» Task prompt: Filter the listing below, copying every line in which the word "للمصوتين" appears.

» Task input:

┄┄┄┄┄┄┄┄┄┄

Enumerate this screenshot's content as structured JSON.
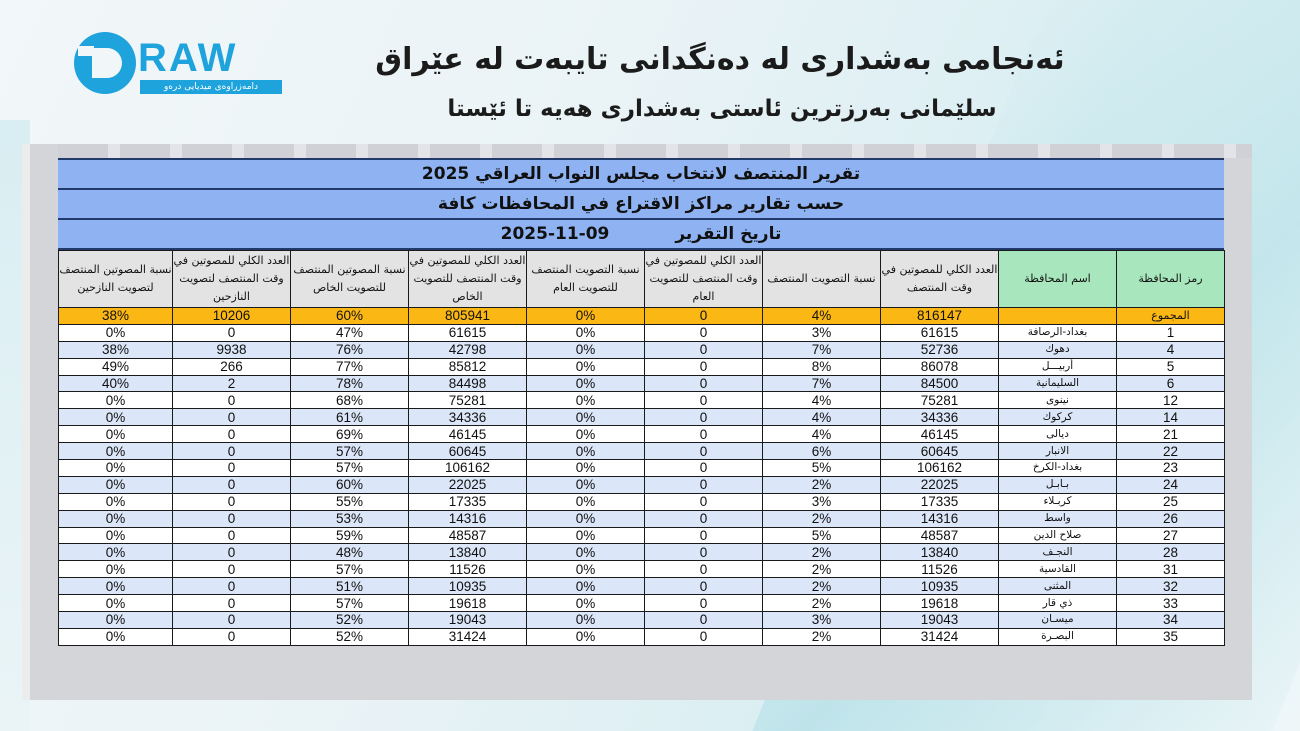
{
  "brand": {
    "logo_word": "RAW",
    "logo_letter": "D",
    "tagline": "دامەزراوەی میدیایی درەو",
    "accent": "#1ea3dd"
  },
  "headline": "ئەنجامی بەشداری لە دەنگدانی تایبەت لە عێراق",
  "subheadline": "سلێمانی بەرزترین ئاستی بەشداری هەیە تا ئێستا",
  "report": {
    "title": "تقرير المنتصف  لانتخاب مجلس النواب العراقي 2025",
    "subtitle": "حسب تقارير مراكز الاقتراع في المحافظات كافة",
    "date_label": "تاريخ التقرير",
    "date": "2025-11-09",
    "colors": {
      "banner": "#8fb3f2",
      "header_gray": "#e3e3e3",
      "header_green": "#a8e6bd",
      "total_row": "#fbb714",
      "row_alt": "#dbe6f8"
    },
    "columns": [
      "رمز المحافظة",
      "اسم المحافظة",
      "العدد الكلي للمصوتين في وقت المنتصف",
      "نسبة التصويت المنتصف",
      "العدد الكلي للمصوتين في وقت المنتصف للتصويت العام",
      "نسبة التصويت المنتصف للتصويت العام",
      "العدد الكلي للمصوتين في وقت المنتصف للتصويت الخاص",
      "نسبة المصوتين المنتصف للتصويت الخاص",
      "العدد الكلي للمصوتين في وقت المنتصف لتصويت النازحين",
      "نسبة المصوتين المنتصف لتصويت النازحين"
    ],
    "total": {
      "label": "المجموع",
      "name": "",
      "total_voters": "816147",
      "turnout": "4%",
      "general_voters": "0",
      "general_pct": "0%",
      "special_voters": "805941",
      "special_pct": "60%",
      "displaced_voters": "10206",
      "displaced_pct": "38%"
    },
    "rows": [
      {
        "code": "1",
        "name": "بغداد-الرصافة",
        "total_voters": "61615",
        "turnout": "3%",
        "general_voters": "0",
        "general_pct": "0%",
        "special_voters": "61615",
        "special_pct": "47%",
        "displaced_voters": "0",
        "displaced_pct": "0%"
      },
      {
        "code": "4",
        "name": "دهوك",
        "total_voters": "52736",
        "turnout": "7%",
        "general_voters": "0",
        "general_pct": "0%",
        "special_voters": "42798",
        "special_pct": "76%",
        "displaced_voters": "9938",
        "displaced_pct": "38%"
      },
      {
        "code": "5",
        "name": "أربيـــل",
        "total_voters": "86078",
        "turnout": "8%",
        "general_voters": "0",
        "general_pct": "0%",
        "special_voters": "85812",
        "special_pct": "77%",
        "displaced_voters": "266",
        "displaced_pct": "49%"
      },
      {
        "code": "6",
        "name": "السليمانية",
        "total_voters": "84500",
        "turnout": "7%",
        "general_voters": "0",
        "general_pct": "0%",
        "special_voters": "84498",
        "special_pct": "78%",
        "displaced_voters": "2",
        "displaced_pct": "40%"
      },
      {
        "code": "12",
        "name": "نينوى",
        "total_voters": "75281",
        "turnout": "4%",
        "general_voters": "0",
        "general_pct": "0%",
        "special_voters": "75281",
        "special_pct": "68%",
        "displaced_voters": "0",
        "displaced_pct": "0%"
      },
      {
        "code": "14",
        "name": "كركوك",
        "total_voters": "34336",
        "turnout": "4%",
        "general_voters": "0",
        "general_pct": "0%",
        "special_voters": "34336",
        "special_pct": "61%",
        "displaced_voters": "0",
        "displaced_pct": "0%"
      },
      {
        "code": "21",
        "name": "ديالى",
        "total_voters": "46145",
        "turnout": "4%",
        "general_voters": "0",
        "general_pct": "0%",
        "special_voters": "46145",
        "special_pct": "69%",
        "displaced_voters": "0",
        "displaced_pct": "0%"
      },
      {
        "code": "22",
        "name": "الانبار",
        "total_voters": "60645",
        "turnout": "6%",
        "general_voters": "0",
        "general_pct": "0%",
        "special_voters": "60645",
        "special_pct": "57%",
        "displaced_voters": "0",
        "displaced_pct": "0%"
      },
      {
        "code": "23",
        "name": "بغداد-الكرخ",
        "total_voters": "106162",
        "turnout": "5%",
        "general_voters": "0",
        "general_pct": "0%",
        "special_voters": "106162",
        "special_pct": "57%",
        "displaced_voters": "0",
        "displaced_pct": "0%"
      },
      {
        "code": "24",
        "name": "بـابـل",
        "total_voters": "22025",
        "turnout": "2%",
        "general_voters": "0",
        "general_pct": "0%",
        "special_voters": "22025",
        "special_pct": "60%",
        "displaced_voters": "0",
        "displaced_pct": "0%"
      },
      {
        "code": "25",
        "name": "كربـلاء",
        "total_voters": "17335",
        "turnout": "3%",
        "general_voters": "0",
        "general_pct": "0%",
        "special_voters": "17335",
        "special_pct": "55%",
        "displaced_voters": "0",
        "displaced_pct": "0%"
      },
      {
        "code": "26",
        "name": "واسط",
        "total_voters": "14316",
        "turnout": "2%",
        "general_voters": "0",
        "general_pct": "0%",
        "special_voters": "14316",
        "special_pct": "53%",
        "displaced_voters": "0",
        "displaced_pct": "0%"
      },
      {
        "code": "27",
        "name": "صلاح الدين",
        "total_voters": "48587",
        "turnout": "5%",
        "general_voters": "0",
        "general_pct": "0%",
        "special_voters": "48587",
        "special_pct": "59%",
        "displaced_voters": "0",
        "displaced_pct": "0%"
      },
      {
        "code": "28",
        "name": "النجـف",
        "total_voters": "13840",
        "turnout": "2%",
        "general_voters": "0",
        "general_pct": "0%",
        "special_voters": "13840",
        "special_pct": "48%",
        "displaced_voters": "0",
        "displaced_pct": "0%"
      },
      {
        "code": "31",
        "name": "القادسية",
        "total_voters": "11526",
        "turnout": "2%",
        "general_voters": "0",
        "general_pct": "0%",
        "special_voters": "11526",
        "special_pct": "57%",
        "displaced_voters": "0",
        "displaced_pct": "0%"
      },
      {
        "code": "32",
        "name": "المثنى",
        "total_voters": "10935",
        "turnout": "2%",
        "general_voters": "0",
        "general_pct": "0%",
        "special_voters": "10935",
        "special_pct": "51%",
        "displaced_voters": "0",
        "displaced_pct": "0%"
      },
      {
        "code": "33",
        "name": "ذي قار",
        "total_voters": "19618",
        "turnout": "2%",
        "general_voters": "0",
        "general_pct": "0%",
        "special_voters": "19618",
        "special_pct": "57%",
        "displaced_voters": "0",
        "displaced_pct": "0%"
      },
      {
        "code": "34",
        "name": "ميسـان",
        "total_voters": "19043",
        "turnout": "3%",
        "general_voters": "0",
        "general_pct": "0%",
        "special_voters": "19043",
        "special_pct": "52%",
        "displaced_voters": "0",
        "displaced_pct": "0%"
      },
      {
        "code": "35",
        "name": "البصـرة",
        "total_voters": "31424",
        "turnout": "2%",
        "general_voters": "0",
        "general_pct": "0%",
        "special_voters": "31424",
        "special_pct": "52%",
        "displaced_voters": "0",
        "displaced_pct": "0%"
      }
    ]
  }
}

┄┄┄┄┄┄┄┄┄┄

» Solution to this task:
      "العدد الكلي للمصوتين في وقت المنتصف",
      "العدد الكلي للمصوتين في وقت المنتصف للتصويت العام",
      "العدد الكلي للمصوتين في وقت المنتصف للتصويت الخاص",
      "العدد الكلي للمصوتين في وقت المنتصف لتصويت النازحين",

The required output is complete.